**Stored data**.
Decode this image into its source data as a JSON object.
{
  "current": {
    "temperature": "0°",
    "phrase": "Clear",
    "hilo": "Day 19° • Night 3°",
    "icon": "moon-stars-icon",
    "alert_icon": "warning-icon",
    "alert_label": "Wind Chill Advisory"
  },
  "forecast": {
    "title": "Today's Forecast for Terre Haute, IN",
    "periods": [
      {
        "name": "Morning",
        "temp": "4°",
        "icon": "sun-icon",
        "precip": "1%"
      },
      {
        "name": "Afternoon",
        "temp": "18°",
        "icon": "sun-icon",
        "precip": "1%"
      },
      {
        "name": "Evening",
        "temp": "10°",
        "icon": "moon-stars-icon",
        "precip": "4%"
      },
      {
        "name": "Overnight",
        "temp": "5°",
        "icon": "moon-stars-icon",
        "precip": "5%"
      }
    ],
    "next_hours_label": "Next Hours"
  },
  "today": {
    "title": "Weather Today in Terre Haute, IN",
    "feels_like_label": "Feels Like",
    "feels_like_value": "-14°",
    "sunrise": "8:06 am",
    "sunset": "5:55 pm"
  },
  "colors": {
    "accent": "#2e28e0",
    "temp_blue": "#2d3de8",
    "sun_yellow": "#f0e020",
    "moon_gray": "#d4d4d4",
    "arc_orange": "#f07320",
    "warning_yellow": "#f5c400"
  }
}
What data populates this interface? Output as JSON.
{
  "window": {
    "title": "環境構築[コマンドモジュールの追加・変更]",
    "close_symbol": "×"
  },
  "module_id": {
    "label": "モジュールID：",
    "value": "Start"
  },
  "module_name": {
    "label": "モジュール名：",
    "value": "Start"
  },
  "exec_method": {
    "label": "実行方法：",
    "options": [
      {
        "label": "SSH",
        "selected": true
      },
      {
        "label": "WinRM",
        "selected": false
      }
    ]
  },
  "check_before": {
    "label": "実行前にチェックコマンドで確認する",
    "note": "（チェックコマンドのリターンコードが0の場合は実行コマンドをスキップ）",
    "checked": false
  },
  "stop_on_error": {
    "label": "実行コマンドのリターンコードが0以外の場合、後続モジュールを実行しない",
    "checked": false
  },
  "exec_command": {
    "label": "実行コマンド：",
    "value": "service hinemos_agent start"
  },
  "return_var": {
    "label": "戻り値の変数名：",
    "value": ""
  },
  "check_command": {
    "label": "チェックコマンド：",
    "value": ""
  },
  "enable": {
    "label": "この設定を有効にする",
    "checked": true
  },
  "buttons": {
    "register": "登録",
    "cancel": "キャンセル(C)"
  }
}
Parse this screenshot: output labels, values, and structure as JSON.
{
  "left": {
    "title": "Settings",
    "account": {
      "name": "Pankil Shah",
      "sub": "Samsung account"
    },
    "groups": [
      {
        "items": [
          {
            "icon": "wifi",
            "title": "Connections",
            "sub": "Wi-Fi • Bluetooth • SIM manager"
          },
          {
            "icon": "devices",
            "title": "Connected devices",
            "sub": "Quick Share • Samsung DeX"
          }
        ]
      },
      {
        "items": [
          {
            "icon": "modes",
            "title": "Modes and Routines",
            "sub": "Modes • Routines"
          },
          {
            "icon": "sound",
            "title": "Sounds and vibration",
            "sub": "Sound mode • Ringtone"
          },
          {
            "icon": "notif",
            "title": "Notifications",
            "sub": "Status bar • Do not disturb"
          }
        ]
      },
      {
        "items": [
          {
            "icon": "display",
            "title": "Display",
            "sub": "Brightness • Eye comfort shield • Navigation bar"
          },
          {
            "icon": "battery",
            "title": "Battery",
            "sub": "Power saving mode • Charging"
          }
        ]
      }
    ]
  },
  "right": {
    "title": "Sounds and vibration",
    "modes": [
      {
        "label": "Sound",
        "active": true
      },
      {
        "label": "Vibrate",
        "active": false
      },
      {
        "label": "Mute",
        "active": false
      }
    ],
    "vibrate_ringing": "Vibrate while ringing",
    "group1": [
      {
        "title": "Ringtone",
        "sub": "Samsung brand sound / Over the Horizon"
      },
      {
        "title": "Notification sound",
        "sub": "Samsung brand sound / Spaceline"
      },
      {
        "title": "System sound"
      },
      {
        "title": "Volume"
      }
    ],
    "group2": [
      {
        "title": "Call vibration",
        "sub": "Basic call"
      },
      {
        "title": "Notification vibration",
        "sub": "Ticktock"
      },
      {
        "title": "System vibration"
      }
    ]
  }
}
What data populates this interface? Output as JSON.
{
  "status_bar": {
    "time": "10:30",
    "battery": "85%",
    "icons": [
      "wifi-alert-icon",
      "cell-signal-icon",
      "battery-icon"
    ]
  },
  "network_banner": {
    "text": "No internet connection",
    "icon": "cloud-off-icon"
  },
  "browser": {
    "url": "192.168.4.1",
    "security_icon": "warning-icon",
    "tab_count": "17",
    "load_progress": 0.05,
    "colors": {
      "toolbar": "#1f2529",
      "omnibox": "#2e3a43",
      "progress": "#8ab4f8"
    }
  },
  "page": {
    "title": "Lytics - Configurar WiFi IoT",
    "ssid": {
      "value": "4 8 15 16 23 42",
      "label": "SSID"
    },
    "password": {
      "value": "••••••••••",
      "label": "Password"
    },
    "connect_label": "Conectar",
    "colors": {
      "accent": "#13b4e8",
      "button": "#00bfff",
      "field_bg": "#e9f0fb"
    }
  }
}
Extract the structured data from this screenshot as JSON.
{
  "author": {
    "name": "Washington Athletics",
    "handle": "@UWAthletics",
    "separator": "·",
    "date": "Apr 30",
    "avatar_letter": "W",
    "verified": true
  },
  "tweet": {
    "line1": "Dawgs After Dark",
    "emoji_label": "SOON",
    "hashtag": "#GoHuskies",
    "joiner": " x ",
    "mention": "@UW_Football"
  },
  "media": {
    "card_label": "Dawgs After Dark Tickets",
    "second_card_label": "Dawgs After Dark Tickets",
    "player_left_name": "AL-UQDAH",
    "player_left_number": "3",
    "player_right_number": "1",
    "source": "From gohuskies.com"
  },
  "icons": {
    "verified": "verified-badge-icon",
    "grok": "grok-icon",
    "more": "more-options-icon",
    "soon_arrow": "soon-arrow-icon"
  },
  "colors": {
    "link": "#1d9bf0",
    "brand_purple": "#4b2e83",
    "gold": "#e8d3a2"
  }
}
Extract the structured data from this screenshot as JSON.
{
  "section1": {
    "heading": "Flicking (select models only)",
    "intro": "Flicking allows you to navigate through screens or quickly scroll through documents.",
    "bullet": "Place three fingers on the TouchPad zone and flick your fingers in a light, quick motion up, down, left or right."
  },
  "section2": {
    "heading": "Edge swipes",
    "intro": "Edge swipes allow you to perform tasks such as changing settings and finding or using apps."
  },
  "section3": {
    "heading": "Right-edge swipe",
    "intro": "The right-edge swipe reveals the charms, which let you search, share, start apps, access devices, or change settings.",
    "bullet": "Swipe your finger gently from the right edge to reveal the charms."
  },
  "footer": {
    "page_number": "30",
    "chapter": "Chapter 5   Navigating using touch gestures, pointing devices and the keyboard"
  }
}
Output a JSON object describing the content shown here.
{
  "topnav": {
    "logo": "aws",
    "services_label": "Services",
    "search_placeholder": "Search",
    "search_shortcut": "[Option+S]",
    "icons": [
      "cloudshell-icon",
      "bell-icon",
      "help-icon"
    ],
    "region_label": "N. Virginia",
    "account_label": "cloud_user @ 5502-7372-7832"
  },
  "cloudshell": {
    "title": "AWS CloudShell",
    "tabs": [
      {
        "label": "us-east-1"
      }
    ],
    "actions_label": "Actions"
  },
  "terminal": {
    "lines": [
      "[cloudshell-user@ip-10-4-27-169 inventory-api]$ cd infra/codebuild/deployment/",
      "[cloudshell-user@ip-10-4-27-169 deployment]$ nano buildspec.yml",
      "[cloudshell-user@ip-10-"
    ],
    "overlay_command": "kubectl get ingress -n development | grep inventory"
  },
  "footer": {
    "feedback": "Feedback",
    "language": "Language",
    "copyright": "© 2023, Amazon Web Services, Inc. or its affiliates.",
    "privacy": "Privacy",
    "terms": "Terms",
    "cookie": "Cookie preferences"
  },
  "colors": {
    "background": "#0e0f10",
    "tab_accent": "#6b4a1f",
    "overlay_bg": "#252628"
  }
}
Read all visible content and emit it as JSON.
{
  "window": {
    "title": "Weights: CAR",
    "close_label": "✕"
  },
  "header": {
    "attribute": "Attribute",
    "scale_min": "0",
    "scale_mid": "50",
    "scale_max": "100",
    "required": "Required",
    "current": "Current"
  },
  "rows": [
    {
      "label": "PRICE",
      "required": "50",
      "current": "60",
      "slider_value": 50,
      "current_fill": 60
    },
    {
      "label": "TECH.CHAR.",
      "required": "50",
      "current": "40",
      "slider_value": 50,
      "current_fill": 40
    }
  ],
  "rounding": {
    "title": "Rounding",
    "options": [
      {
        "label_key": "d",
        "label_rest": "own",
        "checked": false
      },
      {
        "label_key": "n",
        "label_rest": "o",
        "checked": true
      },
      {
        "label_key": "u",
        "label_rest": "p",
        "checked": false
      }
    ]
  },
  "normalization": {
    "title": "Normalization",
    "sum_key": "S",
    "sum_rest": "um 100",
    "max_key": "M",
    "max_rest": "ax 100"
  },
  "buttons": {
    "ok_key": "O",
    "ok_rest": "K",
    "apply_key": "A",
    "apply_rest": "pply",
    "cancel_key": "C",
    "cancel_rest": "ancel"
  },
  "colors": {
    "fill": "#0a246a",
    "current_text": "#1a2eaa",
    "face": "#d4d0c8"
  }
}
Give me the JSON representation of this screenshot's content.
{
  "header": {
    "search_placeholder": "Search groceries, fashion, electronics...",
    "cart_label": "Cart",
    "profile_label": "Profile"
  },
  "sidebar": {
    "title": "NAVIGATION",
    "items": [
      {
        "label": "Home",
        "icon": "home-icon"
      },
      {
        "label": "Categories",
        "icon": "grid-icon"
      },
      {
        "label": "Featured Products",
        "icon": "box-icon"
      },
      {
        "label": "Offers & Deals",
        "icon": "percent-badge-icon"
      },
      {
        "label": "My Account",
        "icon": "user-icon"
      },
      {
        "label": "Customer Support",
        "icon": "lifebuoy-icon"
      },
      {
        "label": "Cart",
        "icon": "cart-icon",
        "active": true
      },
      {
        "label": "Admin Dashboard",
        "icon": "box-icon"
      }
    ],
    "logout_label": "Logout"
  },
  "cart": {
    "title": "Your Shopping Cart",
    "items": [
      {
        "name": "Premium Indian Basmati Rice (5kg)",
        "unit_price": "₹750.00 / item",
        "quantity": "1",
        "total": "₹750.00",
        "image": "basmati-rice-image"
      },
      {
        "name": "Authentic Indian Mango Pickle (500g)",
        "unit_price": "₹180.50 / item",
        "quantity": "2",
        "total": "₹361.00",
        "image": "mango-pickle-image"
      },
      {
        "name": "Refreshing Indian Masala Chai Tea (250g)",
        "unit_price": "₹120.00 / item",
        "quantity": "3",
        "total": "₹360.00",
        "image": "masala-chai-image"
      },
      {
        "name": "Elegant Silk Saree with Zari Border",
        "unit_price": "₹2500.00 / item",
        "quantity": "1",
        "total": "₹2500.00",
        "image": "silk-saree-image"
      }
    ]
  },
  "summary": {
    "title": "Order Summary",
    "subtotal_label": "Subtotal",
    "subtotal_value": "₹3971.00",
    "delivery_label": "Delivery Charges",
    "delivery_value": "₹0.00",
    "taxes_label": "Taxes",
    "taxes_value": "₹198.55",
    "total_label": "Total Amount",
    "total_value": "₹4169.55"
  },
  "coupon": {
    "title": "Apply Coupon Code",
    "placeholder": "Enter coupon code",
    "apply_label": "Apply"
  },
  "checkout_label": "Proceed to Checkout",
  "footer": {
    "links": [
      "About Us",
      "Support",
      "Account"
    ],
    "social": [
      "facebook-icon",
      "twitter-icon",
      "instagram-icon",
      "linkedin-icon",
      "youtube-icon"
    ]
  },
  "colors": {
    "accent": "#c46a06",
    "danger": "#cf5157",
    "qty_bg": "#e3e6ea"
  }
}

**SHORT PROBLEM**. Look through the lines above and collect those with the word "content".

**TASK RESULT**.
Output a JSON object describing the content shown here.
Read all visible content and emit it as JSON.
Give me the JSON representation of this screenshot's content.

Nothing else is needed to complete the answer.